→ DIRECTIONS
**A)** Check each statement against the Frank Black and the Catholics piece below: (i) the Pixies got back together in 2004; (ii) writers in 2004 asked Black plenty of questions about the Catholics; (iii) Show Me Your Tears came out on SpinART Records. For each one, answer yes or no and quote the words from the piece that settle it.
**B)** Pick up the Frank Black and the Catholics piece below at the point where it stops, and write the next few paragraphs.

→ DOCUMENT EXTRACT
__________________________________________________
Frank Black-O-Rama! #21: SHOW ME YOUR TEARS

Frank Black and the Catholics
Show Me Your Tears
2003, SpinART Records

There’s not much writing about the end of Frank Black and the Catholics. They weren’t the kind of group that anyone gossiped about.

When the Pixies got back together in 2004 some thought that the Catholics might merely go on hiatus. I remember seeing speculation that once this reunion played itself out, the Catholics would return.

Oh, how innocent we were!

That made some kind of sense at the time, though. Also, speculation was all that we had. Black talked to a million writers in 2004 who wanted to know how well he and Kim Deal were getting along and what he thought about Kurt Cobain. No one asked Catholics questions, so it took years for Black to confirm in the press that the Catholics fell apart all by themselves. It was over.

A 2021 interview with Independent.co.uk quotes him:

“[They] were totally burned out on me and burned out on my methodology,” following, he’s previously asserted, “10 years of hard touring and loading our own gear and not making a lotta money out of it”.
__________________________________________________
→ PROVIDED DATA
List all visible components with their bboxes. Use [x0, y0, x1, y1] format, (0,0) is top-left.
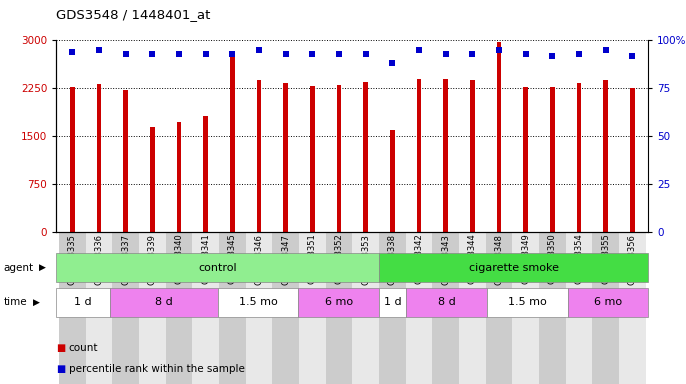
__________________________________________________
→ EXERCISE RESPONSES
**A)**
(i) Yes: "When the Pixies got back together in 2004"
(ii) No: "No one asked Catholics questions"
(iii) Yes: "2003, SpinART Records"

**B)**
I don’t think I need more explanation than that.

From their strict live-in-the-studio recording method to their endless tours, the Catholics did everything the hard way. That was the point of the band. It’s a wonder that they lasted as long as they did.

To their vast credit, they never flinched. Rich Gilbert, Dave Phillips, David McCaffrey, and Scott Boutier were pros. If they were burning out, they never gave it away on record. Each album is a new show of confidence and Show Me Your Tears stands for me as their most beautiful Valentine’s candy box of sad songs.

Let’s cover them one by one. I love this album and I’ve got my coins ready for the jukebox.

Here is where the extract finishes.